> _Exercise_
Could you write out every entry exactly as it stands?

> _Exercise materials_
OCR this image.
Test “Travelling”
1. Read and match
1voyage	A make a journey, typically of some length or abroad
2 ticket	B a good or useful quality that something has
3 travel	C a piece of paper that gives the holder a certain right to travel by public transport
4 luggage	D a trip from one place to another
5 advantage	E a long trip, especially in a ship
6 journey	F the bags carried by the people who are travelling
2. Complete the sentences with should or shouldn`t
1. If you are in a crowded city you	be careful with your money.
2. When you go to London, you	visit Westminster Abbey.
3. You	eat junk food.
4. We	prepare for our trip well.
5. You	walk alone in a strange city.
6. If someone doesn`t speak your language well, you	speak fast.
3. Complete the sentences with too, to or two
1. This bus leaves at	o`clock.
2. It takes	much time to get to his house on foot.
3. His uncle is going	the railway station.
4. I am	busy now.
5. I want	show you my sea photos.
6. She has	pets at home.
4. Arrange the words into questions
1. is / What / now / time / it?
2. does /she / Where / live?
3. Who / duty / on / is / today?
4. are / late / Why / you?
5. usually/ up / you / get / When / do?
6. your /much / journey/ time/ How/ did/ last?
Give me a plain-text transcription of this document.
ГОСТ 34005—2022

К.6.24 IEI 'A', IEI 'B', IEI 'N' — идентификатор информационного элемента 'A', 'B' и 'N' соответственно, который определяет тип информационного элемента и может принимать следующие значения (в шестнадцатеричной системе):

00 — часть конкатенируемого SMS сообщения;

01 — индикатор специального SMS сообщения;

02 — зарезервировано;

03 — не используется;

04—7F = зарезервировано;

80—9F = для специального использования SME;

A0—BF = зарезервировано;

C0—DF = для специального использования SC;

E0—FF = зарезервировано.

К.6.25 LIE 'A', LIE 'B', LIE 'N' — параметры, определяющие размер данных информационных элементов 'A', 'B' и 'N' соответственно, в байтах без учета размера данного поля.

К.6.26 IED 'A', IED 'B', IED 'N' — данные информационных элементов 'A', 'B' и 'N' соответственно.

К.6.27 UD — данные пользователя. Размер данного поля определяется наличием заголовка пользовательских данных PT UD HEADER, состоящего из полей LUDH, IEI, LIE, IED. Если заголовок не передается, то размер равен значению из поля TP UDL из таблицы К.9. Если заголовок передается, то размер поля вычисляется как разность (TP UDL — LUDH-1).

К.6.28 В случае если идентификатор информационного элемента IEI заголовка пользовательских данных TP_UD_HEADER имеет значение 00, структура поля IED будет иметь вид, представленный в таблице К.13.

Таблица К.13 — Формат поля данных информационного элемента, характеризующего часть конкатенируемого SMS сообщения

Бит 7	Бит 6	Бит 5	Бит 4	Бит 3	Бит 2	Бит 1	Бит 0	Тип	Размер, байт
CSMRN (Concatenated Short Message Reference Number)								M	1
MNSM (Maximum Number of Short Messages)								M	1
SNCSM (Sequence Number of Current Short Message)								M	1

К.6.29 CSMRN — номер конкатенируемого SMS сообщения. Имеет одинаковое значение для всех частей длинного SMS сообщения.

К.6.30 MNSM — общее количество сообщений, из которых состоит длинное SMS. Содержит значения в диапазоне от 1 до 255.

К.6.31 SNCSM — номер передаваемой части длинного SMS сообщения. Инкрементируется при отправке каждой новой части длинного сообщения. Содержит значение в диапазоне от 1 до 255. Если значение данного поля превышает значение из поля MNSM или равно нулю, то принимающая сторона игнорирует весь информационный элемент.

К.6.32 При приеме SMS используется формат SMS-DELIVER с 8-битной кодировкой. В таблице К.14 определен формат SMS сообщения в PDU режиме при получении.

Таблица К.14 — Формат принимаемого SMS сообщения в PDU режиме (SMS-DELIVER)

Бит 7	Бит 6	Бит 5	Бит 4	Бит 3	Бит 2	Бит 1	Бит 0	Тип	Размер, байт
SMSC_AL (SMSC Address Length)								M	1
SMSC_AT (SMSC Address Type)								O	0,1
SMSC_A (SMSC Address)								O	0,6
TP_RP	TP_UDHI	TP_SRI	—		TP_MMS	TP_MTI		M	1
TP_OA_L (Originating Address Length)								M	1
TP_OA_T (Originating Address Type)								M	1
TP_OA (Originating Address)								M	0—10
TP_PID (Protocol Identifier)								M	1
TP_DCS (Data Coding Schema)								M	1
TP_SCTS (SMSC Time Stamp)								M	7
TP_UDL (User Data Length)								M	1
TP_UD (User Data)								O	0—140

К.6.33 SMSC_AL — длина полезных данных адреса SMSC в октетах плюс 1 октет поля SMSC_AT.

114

> _Answer to the problem_
OCR this image.
Test “Travelling”
1. Read and match
1voyage	A make a journey, typically of some length or abroad
2 ticket	B a good or useful quality that something has
3 travel	C a piece of paper that gives the holder a certain right to travel by public transport
4 luggage	D a trip from one place to another
5 advantage	E a long trip, especially in a ship
6 journey	F the bags carried by the people who are travelling
2. Complete the sentences with should or shouldn`t
1. If you are in a crowded city you	be careful with your money.
2. When you go to London, you	visit Westminster Abbey.
3. You	eat junk food.
4. We	prepare for our trip well.
5. You	walk alone in a strange city.
6. If someone doesn`t speak your language well, you	speak fast.
3. Complete the sentences with too, to or two
1. This bus leaves at	o`clock.
2. It takes	much time to get to his house on foot.
3. His uncle is going	the railway station.
4. I am	busy now.
5. I want	show you my sea photos.
6. She has	pets at home.
4. Arrange the words into questions
1. is / What / now / time / it?
2. does /she / Where / live?
3. Who / duty / on / is / today?
4. are / late / Why / you?
5. usually/ up / you / get / When / do?
6. your /much / journey/ time/ How/ did/ last?
Give me a plain-text transcription of this document.
ГОСТ 34005—2022

К.6.24 IEI 'A', IEI 'B', IEI 'N' — идентификатор информационного элемента 'A', 'B' и 'N' соответственно, который определяет тип информационного элемента и может принимать следующие значения (в шестнадцатеричной системе):

00 — часть конкатенируемого SMS сообщения;

01 — индикатор специального SMS сообщения;

02 — зарезервировано;

03 — не используется;

04—7F = зарезервировано;

80—9F = для специального использования SME;

A0—BF = зарезервировано;

C0—DF = для специального использования SC;

E0—FF = зарезервировано.

К.6.25 LIE 'A', LIE 'B', LIE 'N' — параметры, определяющие размер данных информационных элементов 'A', 'B' и 'N' соответственно, в байтах без учета размера данного поля.

К.6.26 IED 'A', IED 'B', IED 'N' — данные информационных элементов 'A', 'B' и 'N' соответственно.

К.6.27 UD — данные пользователя. Размер данного поля определяется наличием заголовка пользовательских данных PT UD HEADER, состоящего из полей LUDH, IEI, LIE, IED. Если заголовок не передается, то размер равен значению из поля TP UDL из таблицы К.9. Если заголовок передается, то размер поля вычисляется как разность (TP UDL — LUDH-1).

К.6.28 В случае если идентификатор информационного элемента IEI заголовка пользовательских данных TP_UD_HEADER имеет значение 00, структура поля IED будет иметь вид, представленный в таблице К.13.

Таблица К.13 — Формат поля данных информационного элемента, характеризующего часть конкатенируемого SMS сообщения

Бит 7	Бит 6	Бит 5	Бит 4	Бит 3	Бит 2	Бит 1	Бит 0	Тип	Размер, байт
CSMRN (Concatenated Short Message Reference Number)								M	1
MNSM (Maximum Number of Short Messages)								M	1
SNCSM (Sequence Number of Current Short Message)								M	1

К.6.29 CSMRN — номер конкатенируемого SMS сообщения. Имеет одинаковое значение для всех частей длинного SMS сообщения.

К.6.30 MNSM — общее количество сообщений, из которых состоит длинное SMS. Содержит значения в диапазоне от 1 до 255.

К.6.31 SNCSM — номер передаваемой части длинного SMS сообщения. Инкрементируется при отправке каждой новой части длинного сообщения. Содержит значение в диапазоне от 1 до 255. Если значение данного поля превышает значение из поля MNSM или равно нулю, то принимающая сторона игнорирует весь информационный элемент.

К.6.32 При приеме SMS используется формат SMS-DELIVER с 8-битной кодировкой. В таблице К.14 определен формат SMS сообщения в PDU режиме при получении.

Таблица К.14 — Формат принимаемого SMS сообщения в PDU режиме (SMS-DELIVER)

Бит 7	Бит 6	Бит 5	Бит 4	Бит 3	Бит 2	Бит 1	Бит 0	Тип	Размер, байт
SMSC_AL (SMSC Address Length)								M	1
SMSC_AT (SMSC Address Type)								O	0,1
SMSC_A (SMSC Address)								O	0,6
TP_RP	TP_UDHI	TP_SRI	—		TP_MMS	TP_MTI		M	1
TP_OA_L (Originating Address Length)								M	1
TP_OA_T (Originating Address Type)								M	1
TP_OA (Originating Address)								M	0—10
TP_PID (Protocol Identifier)								M	1
TP_DCS (Data Coding Schema)								M	1
TP_SCTS (SMSC Time Stamp)								M	7
TP_UDL (User Data Length)								M	1
TP_UD (User Data)								O	0—140

К.6.33 SMSC_AL — длина полезных данных адреса SMSC в октетах плюс 1 октет поля SMSC_AT.

114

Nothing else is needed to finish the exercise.